*Request 1*. Reproduce word for word the lines in the rows that run from the line containing "- table-row: [62, 377, 865, 397]" to the line containing "- row-value: 157: [512, 360, 532, 374]", both included.

FieldDescriptor now carries a const char* const* displayName that points at one of the I18N::Metadata::* runtime pointers. GetFieldDisplayName becomes a single deref; the legacy runtime "field_" + name lookup against the Translator metadata domain is gone. Each entry in the SKILL_FIELDS_* and ITEM_FIELDS_* X-macros now also specifies the bare I18N::Metadata identifier whose pointer to embed (e.g. AGCost, Range, Cooldown, DWSM, ReqLeadership, ...). The single-source-of-truth property is preserved: adding a new field still means one edit to the X-macro. The non-metadata X-macro consumers (CSV exporters, ChangeTracker, struct field copy helpers) accept and ignore the new trailing parameter to stay arity-consistent. Callers of GetFieldDisplayName / GetSkillFieldDisplayName now pass the descriptor reference instead of desc.name so the deref happens through the descriptor's typed slot, not by name lookup.
Adds I18N::GetCurrentLocale() so callers can read the active locale,
and rewires the consumers of the legacy Translator class to the I18N
API end-to-end:
- MuEditorUI: language combo now uses I18N::GetAvailableLocales,
I18N::GetLanguageDisplayName, I18N::SetLocale, and I18N::GetCurrentLocale.
- MuEditorCore: drops the JSON-loading lambda since the resx tables are
compiled in; init reduces to one I18N::SetLocale call.
- Winmain: replaces the game.json bootstrap (the file was a placeholder)
with a single I18N::SetLocale("en") to put the runtime in a known
state before the editor restores the saved preference.
Translator::GetInstance and its friends are now unused; the deletion
follows in a final commit.
Drops the i18n::Translator JSON loader, the EDITOR_TEXT / META_TEXT /
GAME_TEXT macros, and the bin/Translations/<locale>/{editor,game,
metadata}.json files. All call sites moved to typed I18N accessors
in earlier commits, so nothing references the legacy API any more.
Also strips the now-orphan #include "Data/Translation/i18n.h" lines
that the call-site migration left behind in 12 editor source files.
The translation runtime now consists entirely of generated I18N::*
namespaces under <build-dir>/Generated/I18N/ plus a small per-locale
hardcoded display-name table in the generator.
New --wide-groups CLI flag accepts a comma-separated list of group names. Groups in that list emit const wchar_t* accessors with L"..." literals instead of const char* / "...". Locale switching still uses the same narrow std::strcmp on locale codes. Letting groups opt into wide emission lets the existing Editor/Metadata groups stay narrow (UTF-8) while a new Game group can hold the in-game text bmd content, which must stay wchar_t to drop into mu_swprintf and the existing GlobalText[] consumers.
Decrypts text_eng.bmd / text_por.bmd / Text_spn.bmd and emits
src/Localization/Game.{en,pt,es}.resx with 1880 entries per locale.
- Only the 1984 distinct integer indices actually referenced by
GlobalText[N] call sites get migrated; the other 1568 entries in
the bmds (dead or empty) are dropped.
- Entries with the same English text collapse into a single resx
entry; the call-site migration step maps each legacy_id to the
collapsed identifier.
- Short English values are used directly as the resx name (po-style).

*Dataset records*.
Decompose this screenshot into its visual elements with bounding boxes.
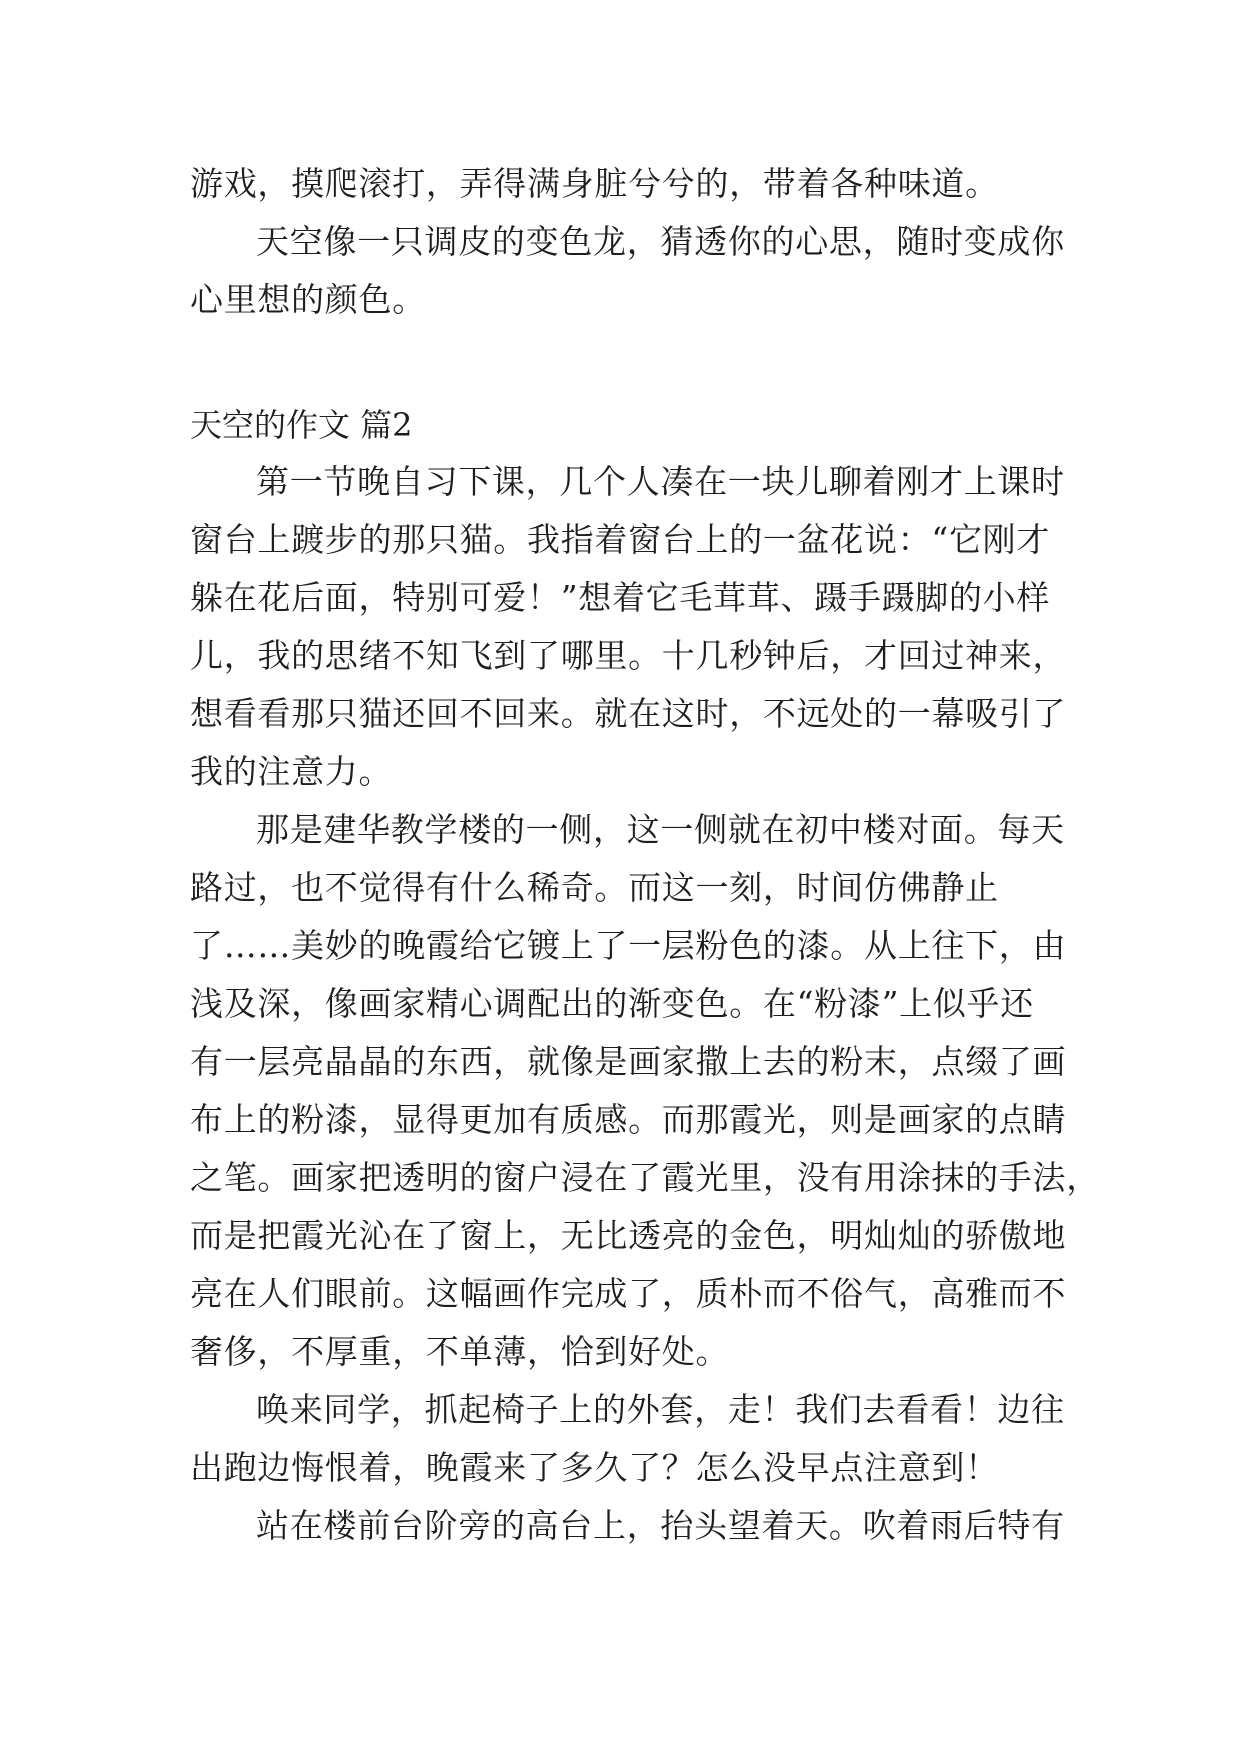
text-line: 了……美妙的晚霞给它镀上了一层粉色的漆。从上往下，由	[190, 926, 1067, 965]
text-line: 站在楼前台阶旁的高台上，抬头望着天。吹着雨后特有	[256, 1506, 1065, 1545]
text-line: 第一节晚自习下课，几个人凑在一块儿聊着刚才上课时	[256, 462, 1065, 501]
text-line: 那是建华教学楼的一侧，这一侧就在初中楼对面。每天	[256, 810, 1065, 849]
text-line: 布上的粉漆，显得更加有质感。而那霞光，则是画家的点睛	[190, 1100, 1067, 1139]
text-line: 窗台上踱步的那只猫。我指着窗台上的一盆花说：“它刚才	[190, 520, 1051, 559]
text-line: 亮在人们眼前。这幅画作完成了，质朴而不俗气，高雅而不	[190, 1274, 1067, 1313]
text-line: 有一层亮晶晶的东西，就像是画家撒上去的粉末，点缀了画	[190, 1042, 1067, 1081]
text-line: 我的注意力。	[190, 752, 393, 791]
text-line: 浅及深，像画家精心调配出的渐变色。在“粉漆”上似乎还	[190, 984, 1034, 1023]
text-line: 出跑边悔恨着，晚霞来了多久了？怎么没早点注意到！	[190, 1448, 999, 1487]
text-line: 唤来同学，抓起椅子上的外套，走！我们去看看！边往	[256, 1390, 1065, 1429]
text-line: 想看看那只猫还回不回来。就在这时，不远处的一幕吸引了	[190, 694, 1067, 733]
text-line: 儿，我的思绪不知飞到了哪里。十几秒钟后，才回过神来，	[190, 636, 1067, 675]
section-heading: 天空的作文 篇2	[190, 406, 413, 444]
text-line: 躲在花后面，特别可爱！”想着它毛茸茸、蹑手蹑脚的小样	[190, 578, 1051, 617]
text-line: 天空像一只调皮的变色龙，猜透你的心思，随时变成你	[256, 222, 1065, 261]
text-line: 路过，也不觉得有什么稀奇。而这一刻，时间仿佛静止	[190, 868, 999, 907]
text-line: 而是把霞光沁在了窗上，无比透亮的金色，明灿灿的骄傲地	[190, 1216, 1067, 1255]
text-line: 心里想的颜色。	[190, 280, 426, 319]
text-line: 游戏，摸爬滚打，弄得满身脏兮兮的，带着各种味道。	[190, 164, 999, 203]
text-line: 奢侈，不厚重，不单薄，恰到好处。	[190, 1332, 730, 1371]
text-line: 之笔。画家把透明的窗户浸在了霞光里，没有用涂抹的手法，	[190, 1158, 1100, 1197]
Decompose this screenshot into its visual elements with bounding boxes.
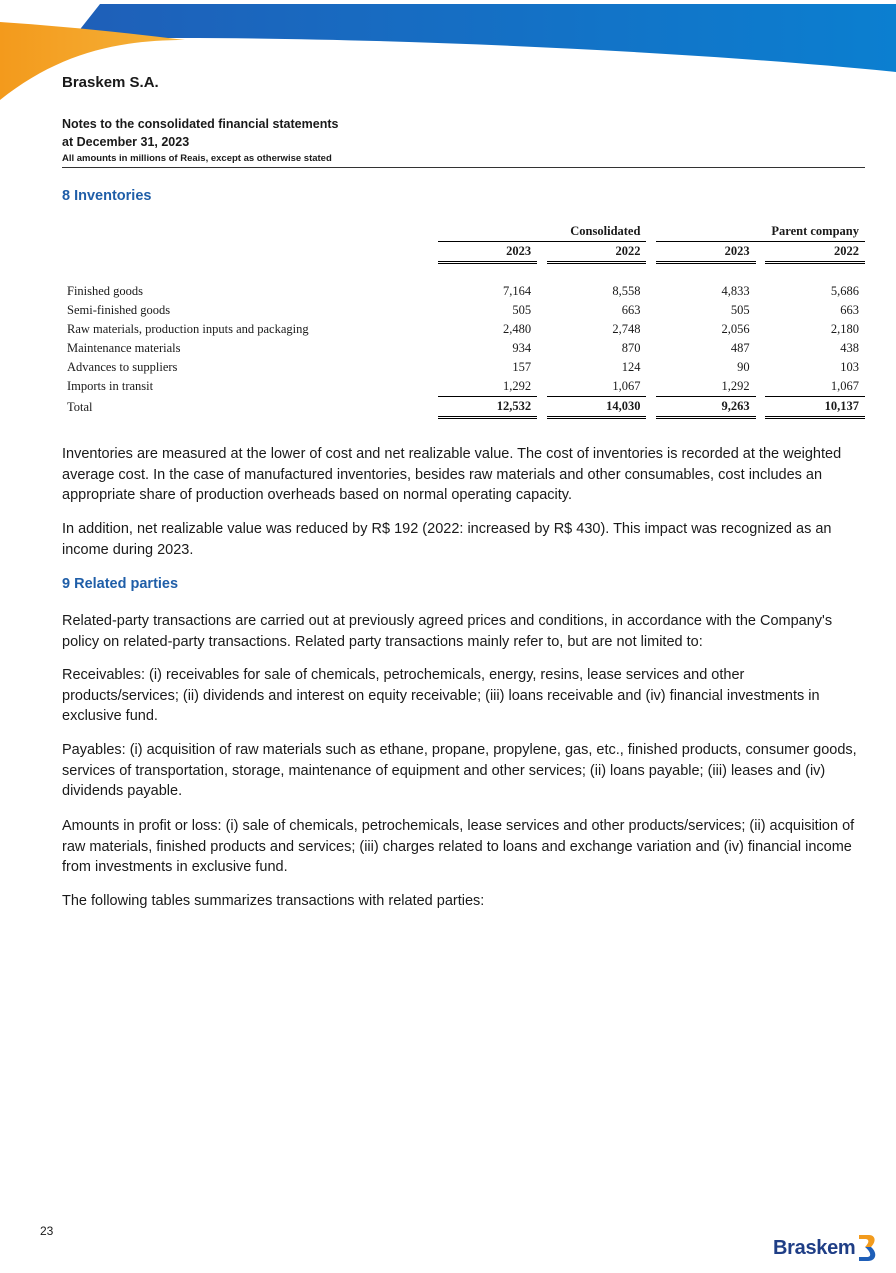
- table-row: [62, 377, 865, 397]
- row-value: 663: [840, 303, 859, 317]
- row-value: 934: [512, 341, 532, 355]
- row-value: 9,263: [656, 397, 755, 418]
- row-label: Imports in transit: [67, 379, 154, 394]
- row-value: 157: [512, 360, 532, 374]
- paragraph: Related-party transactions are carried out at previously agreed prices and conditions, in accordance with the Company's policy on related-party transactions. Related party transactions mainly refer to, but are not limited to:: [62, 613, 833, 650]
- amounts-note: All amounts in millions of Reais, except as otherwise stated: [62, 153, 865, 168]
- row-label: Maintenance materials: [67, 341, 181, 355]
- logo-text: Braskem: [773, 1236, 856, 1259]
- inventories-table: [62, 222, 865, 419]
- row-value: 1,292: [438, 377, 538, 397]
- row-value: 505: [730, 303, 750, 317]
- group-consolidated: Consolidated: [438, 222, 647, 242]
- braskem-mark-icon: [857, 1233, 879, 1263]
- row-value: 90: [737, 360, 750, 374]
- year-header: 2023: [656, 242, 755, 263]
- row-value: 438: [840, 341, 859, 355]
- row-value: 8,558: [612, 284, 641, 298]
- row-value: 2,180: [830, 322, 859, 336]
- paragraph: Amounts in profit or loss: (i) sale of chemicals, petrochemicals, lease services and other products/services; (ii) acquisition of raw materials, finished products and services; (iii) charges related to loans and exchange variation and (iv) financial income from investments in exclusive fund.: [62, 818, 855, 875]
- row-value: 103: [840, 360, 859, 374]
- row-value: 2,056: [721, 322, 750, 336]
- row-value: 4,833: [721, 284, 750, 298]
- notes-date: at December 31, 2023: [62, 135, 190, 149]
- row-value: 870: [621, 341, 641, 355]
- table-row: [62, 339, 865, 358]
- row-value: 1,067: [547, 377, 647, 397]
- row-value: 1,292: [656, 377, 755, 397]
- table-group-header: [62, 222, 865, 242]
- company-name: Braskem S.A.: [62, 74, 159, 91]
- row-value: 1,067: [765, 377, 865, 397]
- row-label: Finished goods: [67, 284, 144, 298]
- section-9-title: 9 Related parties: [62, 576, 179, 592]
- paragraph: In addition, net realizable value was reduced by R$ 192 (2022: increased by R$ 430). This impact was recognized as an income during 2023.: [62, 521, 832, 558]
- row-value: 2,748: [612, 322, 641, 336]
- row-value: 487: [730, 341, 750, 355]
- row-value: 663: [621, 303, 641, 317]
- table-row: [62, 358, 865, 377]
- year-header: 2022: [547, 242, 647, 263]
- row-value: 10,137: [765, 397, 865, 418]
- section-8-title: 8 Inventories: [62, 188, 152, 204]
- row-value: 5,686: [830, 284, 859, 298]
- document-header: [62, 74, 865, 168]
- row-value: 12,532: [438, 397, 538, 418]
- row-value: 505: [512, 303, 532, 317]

*Request 2*. From the localization notes above, quote the passage from "New --wide-groups CLI" through "empty) are dropped.", inclusive.

*Result 1*.
- table-row: [62, 377, 865, 397]
- row-value: 663: [840, 303, 859, 317]
- row-value: 934: [512, 341, 532, 355]
- row-value: 9,263: [656, 397, 755, 418]
- row-label: Imports in transit: [67, 379, 154, 394]
- row-value: 157: [512, 360, 532, 374]

*Result 2*.
New --wide-groups CLI flag accepts a comma-separated list of group names. Groups in that list emit const wchar_t* accessors with L"..." literals instead of const char* / "...". Locale switching still uses the same narrow std::strcmp on locale codes. Letting groups opt into wide emission lets the existing Editor/Metadata groups stay narrow (UTF-8) while a new Game group can hold the in-game text bmd content, which must stay wchar_t to drop into mu_swprintf and the existing GlobalText[] consumers.
Decrypts text_eng.bmd / text_por.bmd / Text_spn.bmd and emits
src/Localization/Game.{en,pt,es}.resx with 1880 entries per locale.
- Only the 1984 distinct integer indices actually referenced by
GlobalText[N] call sites get migrated; the other 1568 entries in
the bmds (dead or empty) are dropped.